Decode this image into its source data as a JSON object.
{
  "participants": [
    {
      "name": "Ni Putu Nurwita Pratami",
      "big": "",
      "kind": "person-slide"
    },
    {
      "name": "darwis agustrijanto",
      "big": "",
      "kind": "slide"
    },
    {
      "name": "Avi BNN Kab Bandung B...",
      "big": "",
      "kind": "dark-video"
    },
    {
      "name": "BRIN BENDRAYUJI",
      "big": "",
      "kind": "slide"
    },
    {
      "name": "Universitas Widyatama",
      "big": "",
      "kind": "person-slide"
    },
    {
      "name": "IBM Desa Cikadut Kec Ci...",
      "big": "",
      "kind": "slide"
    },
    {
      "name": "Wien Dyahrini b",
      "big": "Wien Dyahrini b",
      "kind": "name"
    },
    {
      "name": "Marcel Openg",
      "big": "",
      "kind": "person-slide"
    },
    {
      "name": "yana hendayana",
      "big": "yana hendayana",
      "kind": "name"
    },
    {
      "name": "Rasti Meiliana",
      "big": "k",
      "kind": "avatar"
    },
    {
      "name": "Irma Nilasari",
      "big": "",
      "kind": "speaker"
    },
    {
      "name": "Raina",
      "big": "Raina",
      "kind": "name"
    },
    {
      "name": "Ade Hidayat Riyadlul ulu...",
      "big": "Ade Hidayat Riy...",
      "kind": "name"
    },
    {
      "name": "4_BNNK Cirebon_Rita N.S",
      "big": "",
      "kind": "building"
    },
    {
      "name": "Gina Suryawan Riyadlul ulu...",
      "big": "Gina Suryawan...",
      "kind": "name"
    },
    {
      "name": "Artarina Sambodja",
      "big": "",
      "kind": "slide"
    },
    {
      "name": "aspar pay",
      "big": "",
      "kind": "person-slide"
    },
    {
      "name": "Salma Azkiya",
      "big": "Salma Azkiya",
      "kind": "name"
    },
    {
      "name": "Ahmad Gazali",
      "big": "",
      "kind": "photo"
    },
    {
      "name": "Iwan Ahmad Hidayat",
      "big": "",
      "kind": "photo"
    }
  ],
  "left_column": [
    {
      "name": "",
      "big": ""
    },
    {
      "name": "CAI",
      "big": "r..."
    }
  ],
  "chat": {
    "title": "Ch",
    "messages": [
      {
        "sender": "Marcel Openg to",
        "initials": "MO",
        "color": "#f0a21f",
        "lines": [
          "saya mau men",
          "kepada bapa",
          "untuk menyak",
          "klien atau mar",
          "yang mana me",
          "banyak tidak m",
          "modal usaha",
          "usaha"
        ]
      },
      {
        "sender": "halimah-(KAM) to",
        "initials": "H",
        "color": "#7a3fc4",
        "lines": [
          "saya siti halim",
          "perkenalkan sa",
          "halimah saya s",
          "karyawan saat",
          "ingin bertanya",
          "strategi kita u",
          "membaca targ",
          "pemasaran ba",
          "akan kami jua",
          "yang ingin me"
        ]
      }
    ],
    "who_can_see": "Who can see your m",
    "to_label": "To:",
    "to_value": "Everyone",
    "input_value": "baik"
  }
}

——

> WHAT TO PRODUCE
Among the lines of the listing, how many hold the string "hendayana"? Respond with only the number.

> THE RESULT
2